• [Set exercise]
Pick out all lines of the entries that include the word "color" and copy them.

• [The data]
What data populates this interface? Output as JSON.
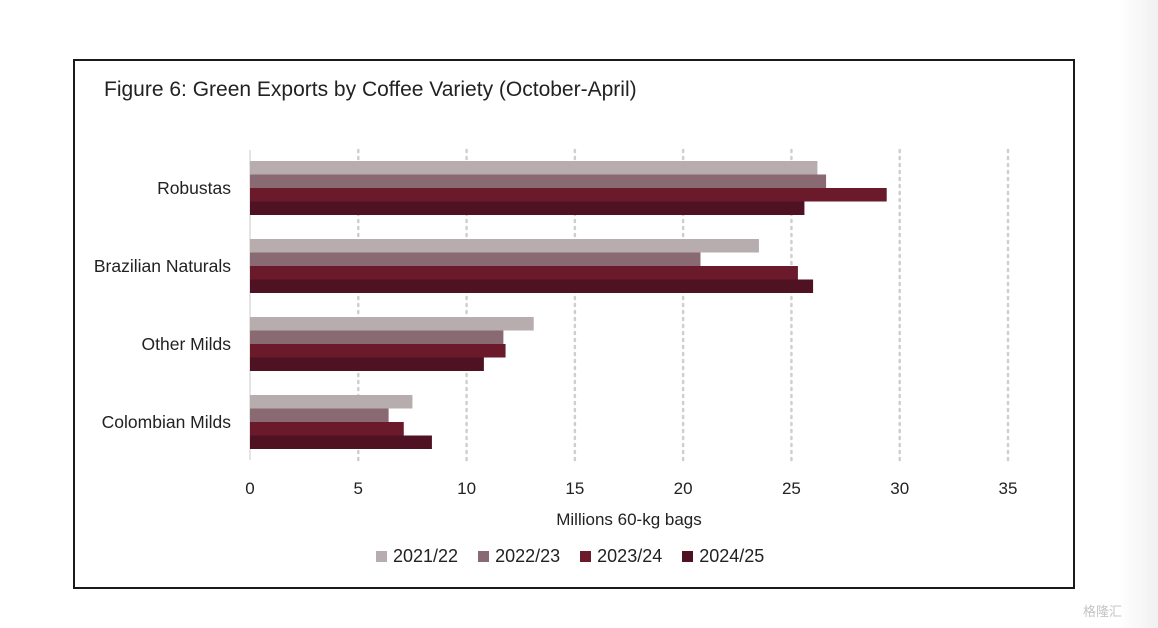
{
  "chart_data": {
    "type": "bar",
    "orientation": "horizontal",
    "title": "Figure 6: Green Exports by Coffee Variety (October-April)",
    "xlabel": "Millions 60-kg bags",
    "ylabel": "",
    "categories": [
      "Robustas",
      "Brazilian Naturals",
      "Other Milds",
      "Colombian Milds"
    ],
    "series": [
      {
        "name": "2021/22",
        "color": "#b7adae",
        "values": [
          26.2,
          23.5,
          13.1,
          7.5
        ]
      },
      {
        "name": "2022/23",
        "color": "#8a6a72",
        "values": [
          26.6,
          20.8,
          11.7,
          6.4
        ]
      },
      {
        "name": "2023/24",
        "color": "#6b1a2c",
        "values": [
          29.4,
          25.3,
          11.8,
          7.1
        ]
      },
      {
        "name": "2024/25",
        "color": "#4e1222",
        "values": [
          25.6,
          26.0,
          10.8,
          8.4
        ]
      }
    ],
    "xlim": [
      0,
      35
    ],
    "xticks": [
      "0",
      "5",
      "10",
      "15",
      "20",
      "25",
      "30",
      "35"
    ],
    "grid": "vertical dotted",
    "legend_position": "bottom"
  },
  "watermark": "格隆汇"
}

• [Response for this exercise]
        "color": "#b7adae",
        "color": "#8a6a72",
        "color": "#6b1a2c",
        "color": "#4e1222",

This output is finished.